## [Direction]
Please rewrite the records below with every "elements" swapped for "components", keeping everything else the same. Omit the pictures from your answer.

--- Given data ---

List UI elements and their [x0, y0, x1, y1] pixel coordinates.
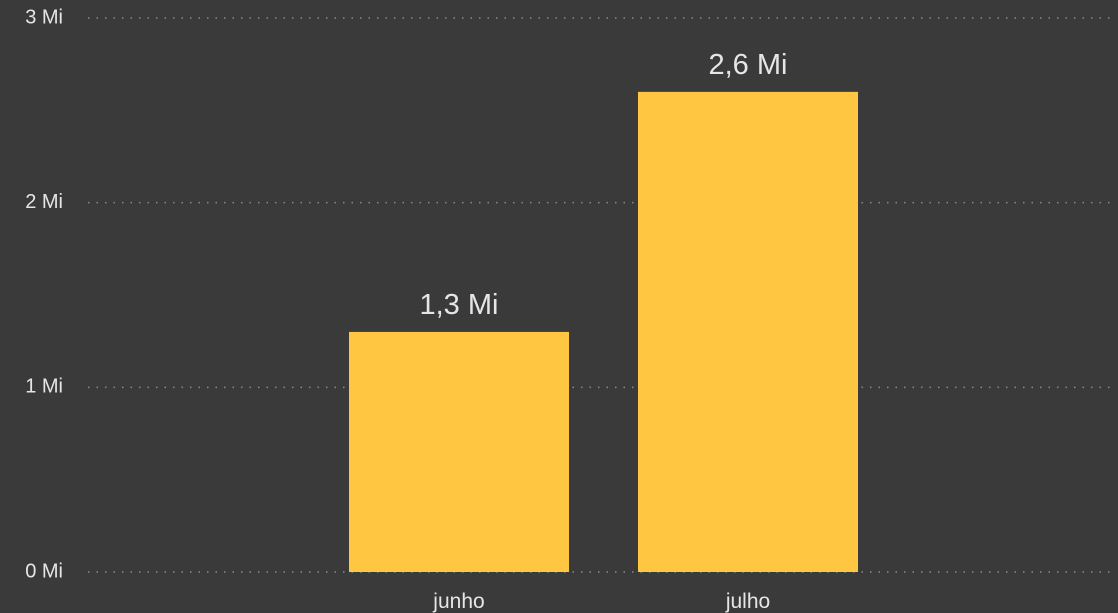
data-labels: 1,3 Mi 2,6 Mi: [420, 49, 788, 321]
bar-julho[interactable]: [638, 91, 858, 572]
x-category-label-junho: junho: [432, 590, 484, 613]
data-label-junho: 1,3 Mi: [420, 289, 499, 321]
bars: [349, 91, 858, 572]
x-category-label-julho: julho: [725, 590, 770, 613]
x-axis-category-labels: junho julho: [432, 590, 770, 613]
grid-lines: [88, 17, 1110, 573]
bar-junho[interactable]: [349, 331, 569, 572]
data-label-julho: 2,6 Mi: [709, 49, 788, 81]
y-axis-tick-labels: 0 Mi 1 Mi 2 Mi 3 Mi: [25, 6, 63, 582]
y-tick-label-0: 0 Mi: [25, 560, 63, 582]
y-tick-label-1: 1 Mi: [25, 376, 63, 398]
y-tick-label-3: 3 Mi: [25, 6, 63, 28]
y-tick-label-2: 2 Mi: [25, 191, 63, 213]
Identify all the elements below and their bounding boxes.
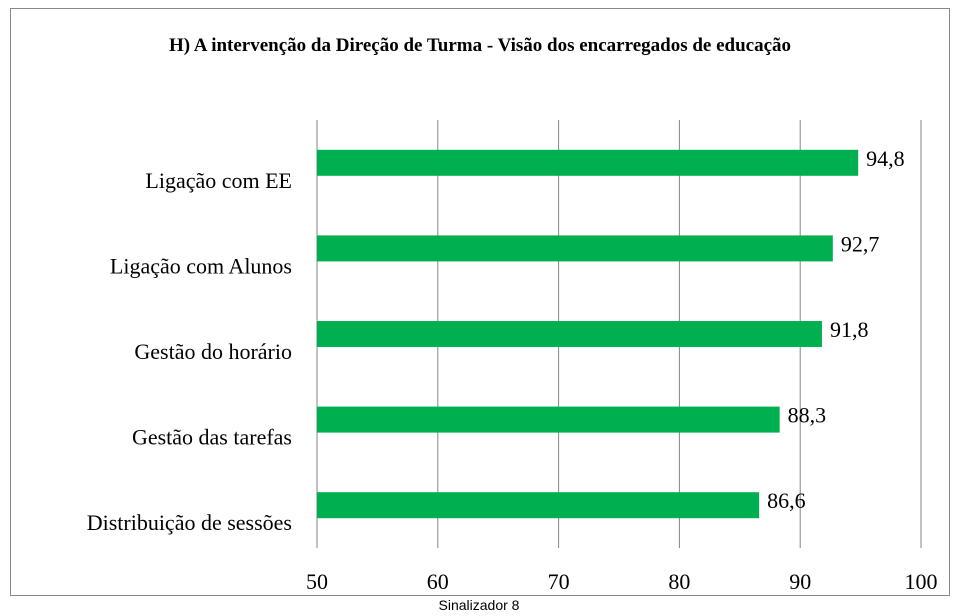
x-tick-label: 90 xyxy=(789,569,811,594)
x-tick-label: 50 xyxy=(306,569,328,594)
x-tick-label: 100 xyxy=(905,569,938,594)
x-tick-label: 70 xyxy=(548,569,570,594)
y-tick-label: Ligação com EE xyxy=(145,168,292,193)
y-tick-label: Distribuição de sessões xyxy=(87,510,292,535)
bar xyxy=(317,406,780,433)
data-label: 94,8 xyxy=(866,146,905,171)
bar xyxy=(317,235,833,262)
caption: Sinalizador 8 xyxy=(438,597,520,613)
y-tick-label: Gestão do horário xyxy=(134,339,292,364)
data-label: 91,8 xyxy=(830,317,869,342)
bar xyxy=(317,321,822,347)
bar xyxy=(317,492,760,519)
x-tick-label: 60 xyxy=(427,569,449,594)
chart-title: H) A intervenção da Direção de Turma - V… xyxy=(168,35,792,56)
data-label: 92,7 xyxy=(841,231,880,256)
bar xyxy=(317,149,859,176)
data-label: 88,3 xyxy=(788,403,827,428)
x-tick-label: 80 xyxy=(668,569,690,594)
y-tick-label: Gestão das tarefas xyxy=(132,425,292,450)
data-label: 86,6 xyxy=(767,488,806,513)
y-tick-label: Ligação com Alunos xyxy=(110,253,292,278)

---

## [Solution]
List UI components and their [x0, y0, x1, y1] pixel coordinates.
data-labels: 1,3 Mi 2,6 Mi: [420, 49, 788, 321]
bar-julho[interactable]: [638, 91, 858, 572]
x-category-label-junho: junho: [432, 590, 484, 613]
data-label-junho: 1,3 Mi: [420, 289, 499, 321]
bars: [349, 91, 858, 572]
x-category-label-julho: julho: [725, 590, 770, 613]
x-axis-category-labels: junho julho: [432, 590, 770, 613]
grid-lines: [88, 17, 1110, 573]
bar-junho[interactable]: [349, 331, 569, 572]
data-label-julho: 2,6 Mi: [709, 49, 788, 81]
y-axis-tick-labels: 0 Mi 1 Mi 2 Mi 3 Mi: [25, 6, 63, 582]
y-tick-label-0: 0 Mi: [25, 560, 63, 582]
y-tick-label-1: 1 Mi: [25, 376, 63, 398]
y-tick-label-3: 3 Mi: [25, 6, 63, 28]
y-tick-label-2: 2 Mi: [25, 191, 63, 213]
Identify all the components below and their bounding boxes.
x-tick-label: 90 xyxy=(789,569,811,594)
x-tick-label: 50 xyxy=(306,569,328,594)
x-tick-label: 100 xyxy=(905,569,938,594)
x-tick-label: 70 xyxy=(548,569,570,594)
y-tick-label: Ligação com EE xyxy=(145,168,292,193)
y-tick-label: Distribuição de sessões xyxy=(87,510,292,535)
bar xyxy=(317,406,780,433)
data-label: 94,8 xyxy=(866,146,905,171)
bar xyxy=(317,235,833,262)
caption: Sinalizador 8 xyxy=(438,597,520,613)
y-tick-label: Gestão do horário xyxy=(134,339,292,364)
data-label: 91,8 xyxy=(830,317,869,342)
bar xyxy=(317,321,822,347)
bar xyxy=(317,492,760,519)
x-tick-label: 60 xyxy=(427,569,449,594)
chart-title: H) A intervenção da Direção de Turma - V… xyxy=(168,35,792,56)
data-label: 92,7 xyxy=(841,231,880,256)
bar xyxy=(317,149,859,176)
data-label: 88,3 xyxy=(788,403,827,428)
x-tick-label: 80 xyxy=(668,569,690,594)
y-tick-label: Gestão das tarefas xyxy=(132,425,292,450)
data-label: 86,6 xyxy=(767,488,806,513)
y-tick-label: Ligação com Alunos xyxy=(110,253,292,278)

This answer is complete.